==== INPUT FOR THIS TASK ====

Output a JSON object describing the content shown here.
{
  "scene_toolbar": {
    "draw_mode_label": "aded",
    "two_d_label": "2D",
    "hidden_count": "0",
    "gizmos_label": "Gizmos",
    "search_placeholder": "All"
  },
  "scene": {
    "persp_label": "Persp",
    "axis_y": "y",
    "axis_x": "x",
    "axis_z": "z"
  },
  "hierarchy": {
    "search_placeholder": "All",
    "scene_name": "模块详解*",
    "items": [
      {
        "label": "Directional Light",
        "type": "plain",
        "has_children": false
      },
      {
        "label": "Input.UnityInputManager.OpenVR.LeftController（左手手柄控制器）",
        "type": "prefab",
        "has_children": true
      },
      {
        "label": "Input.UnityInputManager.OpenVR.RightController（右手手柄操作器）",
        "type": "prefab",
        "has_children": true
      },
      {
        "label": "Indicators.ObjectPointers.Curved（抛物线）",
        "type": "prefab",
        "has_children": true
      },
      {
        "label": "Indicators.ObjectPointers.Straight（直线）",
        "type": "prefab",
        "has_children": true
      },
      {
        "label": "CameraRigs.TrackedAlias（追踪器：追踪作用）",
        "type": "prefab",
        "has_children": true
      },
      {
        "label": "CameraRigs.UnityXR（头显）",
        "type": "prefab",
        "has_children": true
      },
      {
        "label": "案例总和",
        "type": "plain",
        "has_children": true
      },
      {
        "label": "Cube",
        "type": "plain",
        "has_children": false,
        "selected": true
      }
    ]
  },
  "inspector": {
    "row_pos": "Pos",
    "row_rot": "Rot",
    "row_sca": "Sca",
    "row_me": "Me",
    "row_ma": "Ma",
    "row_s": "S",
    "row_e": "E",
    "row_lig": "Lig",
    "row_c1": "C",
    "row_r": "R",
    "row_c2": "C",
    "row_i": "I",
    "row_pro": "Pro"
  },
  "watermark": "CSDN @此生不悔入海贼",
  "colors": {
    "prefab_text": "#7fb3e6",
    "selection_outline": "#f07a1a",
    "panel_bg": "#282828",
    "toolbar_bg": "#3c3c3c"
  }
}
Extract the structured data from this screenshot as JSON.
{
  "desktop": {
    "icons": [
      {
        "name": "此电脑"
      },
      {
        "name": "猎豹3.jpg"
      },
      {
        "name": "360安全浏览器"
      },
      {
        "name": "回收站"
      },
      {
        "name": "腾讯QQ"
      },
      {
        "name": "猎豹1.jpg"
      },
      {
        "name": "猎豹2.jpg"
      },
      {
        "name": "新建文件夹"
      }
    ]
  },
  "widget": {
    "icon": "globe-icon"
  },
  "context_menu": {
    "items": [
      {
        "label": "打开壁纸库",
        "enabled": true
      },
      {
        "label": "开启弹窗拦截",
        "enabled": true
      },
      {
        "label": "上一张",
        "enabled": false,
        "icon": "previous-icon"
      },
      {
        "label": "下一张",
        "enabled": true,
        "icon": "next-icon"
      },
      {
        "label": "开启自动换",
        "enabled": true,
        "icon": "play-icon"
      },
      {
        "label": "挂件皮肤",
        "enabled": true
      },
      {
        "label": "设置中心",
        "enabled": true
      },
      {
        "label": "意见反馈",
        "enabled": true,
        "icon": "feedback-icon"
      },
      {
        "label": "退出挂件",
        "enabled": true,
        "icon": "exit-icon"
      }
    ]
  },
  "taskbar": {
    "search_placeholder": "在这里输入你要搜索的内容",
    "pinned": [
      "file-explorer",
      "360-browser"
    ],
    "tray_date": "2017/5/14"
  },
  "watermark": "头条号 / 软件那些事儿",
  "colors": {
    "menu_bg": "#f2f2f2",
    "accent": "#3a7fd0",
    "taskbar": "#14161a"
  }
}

====

### WHAT TO WORK ON:
Each record above should be repeated exactly as it appears.

### RESULT BELOW:
Output a JSON object describing the content shown here.
{
  "scene_toolbar": {
    "draw_mode_label": "aded",
    "two_d_label": "2D",
    "hidden_count": "0",
    "gizmos_label": "Gizmos",
    "search_placeholder": "All"
  },
  "scene": {
    "persp_label": "Persp",
    "axis_y": "y",
    "axis_x": "x",
    "axis_z": "z"
  },
  "hierarchy": {
    "search_placeholder": "All",
    "scene_name": "模块详解*",
    "items": [
      {
        "label": "Directional Light",
        "type": "plain",
        "has_children": false
      },
      {
        "label": "Input.UnityInputManager.OpenVR.LeftController（左手手柄控制器）",
        "type": "prefab",
        "has_children": true
      },
      {
        "label": "Input.UnityInputManager.OpenVR.RightController（右手手柄操作器）",
        "type": "prefab",
        "has_children": true
      },
      {
        "label": "Indicators.ObjectPointers.Curved（抛物线）",
        "type": "prefab",
        "has_children": true
      },
      {
        "label": "Indicators.ObjectPointers.Straight（直线）",
        "type": "prefab",
        "has_children": true
      },
      {
        "label": "CameraRigs.TrackedAlias（追踪器：追踪作用）",
        "type": "prefab",
        "has_children": true
      },
      {
        "label": "CameraRigs.UnityXR（头显）",
        "type": "prefab",
        "has_children": true
      },
      {
        "label": "案例总和",
        "type": "plain",
        "has_children": true
      },
      {
        "label": "Cube",
        "type": "plain",
        "has_children": false,
        "selected": true
      }
    ]
  },
  "inspector": {
    "row_pos": "Pos",
    "row_rot": "Rot",
    "row_sca": "Sca",
    "row_me": "Me",
    "row_ma": "Ma",
    "row_s": "S",
    "row_e": "E",
    "row_lig": "Lig",
    "row_c1": "C",
    "row_r": "R",
    "row_c2": "C",
    "row_i": "I",
    "row_pro": "Pro"
  },
  "watermark": "CSDN @此生不悔入海贼",
  "colors": {
    "prefab_text": "#7fb3e6",
    "selection_outline": "#f07a1a",
    "panel_bg": "#282828",
    "toolbar_bg": "#3c3c3c"
  }
}
Extract the structured data from this screenshot as JSON.
{
  "desktop": {
    "icons": [
      {
        "name": "此电脑"
      },
      {
        "name": "猎豹3.jpg"
      },
      {
        "name": "360安全浏览器"
      },
      {
        "name": "回收站"
      },
      {
        "name": "腾讯QQ"
      },
      {
        "name": "猎豹1.jpg"
      },
      {
        "name": "猎豹2.jpg"
      },
      {
        "name": "新建文件夹"
      }
    ]
  },
  "widget": {
    "icon": "globe-icon"
  },
  "context_menu": {
    "items": [
      {
        "label": "打开壁纸库",
        "enabled": true
      },
      {
        "label": "开启弹窗拦截",
        "enabled": true
      },
      {
        "label": "上一张",
        "enabled": false,
        "icon": "previous-icon"
      },
      {
        "label": "下一张",
        "enabled": true,
        "icon": "next-icon"
      },
      {
        "label": "开启自动换",
        "enabled": true,
        "icon": "play-icon"
      },
      {
        "label": "挂件皮肤",
        "enabled": true
      },
      {
        "label": "设置中心",
        "enabled": true
      },
      {
        "label": "意见反馈",
        "enabled": true,
        "icon": "feedback-icon"
      },
      {
        "label": "退出挂件",
        "enabled": true,
        "icon": "exit-icon"
      }
    ]
  },
  "taskbar": {
    "search_placeholder": "在这里输入你要搜索的内容",
    "pinned": [
      "file-explorer",
      "360-browser"
    ],
    "tray_date": "2017/5/14"
  },
  "watermark": "头条号 / 软件那些事儿",
  "colors": {
    "menu_bg": "#f2f2f2",
    "accent": "#3a7fd0",
    "taskbar": "#14161a"
  }
}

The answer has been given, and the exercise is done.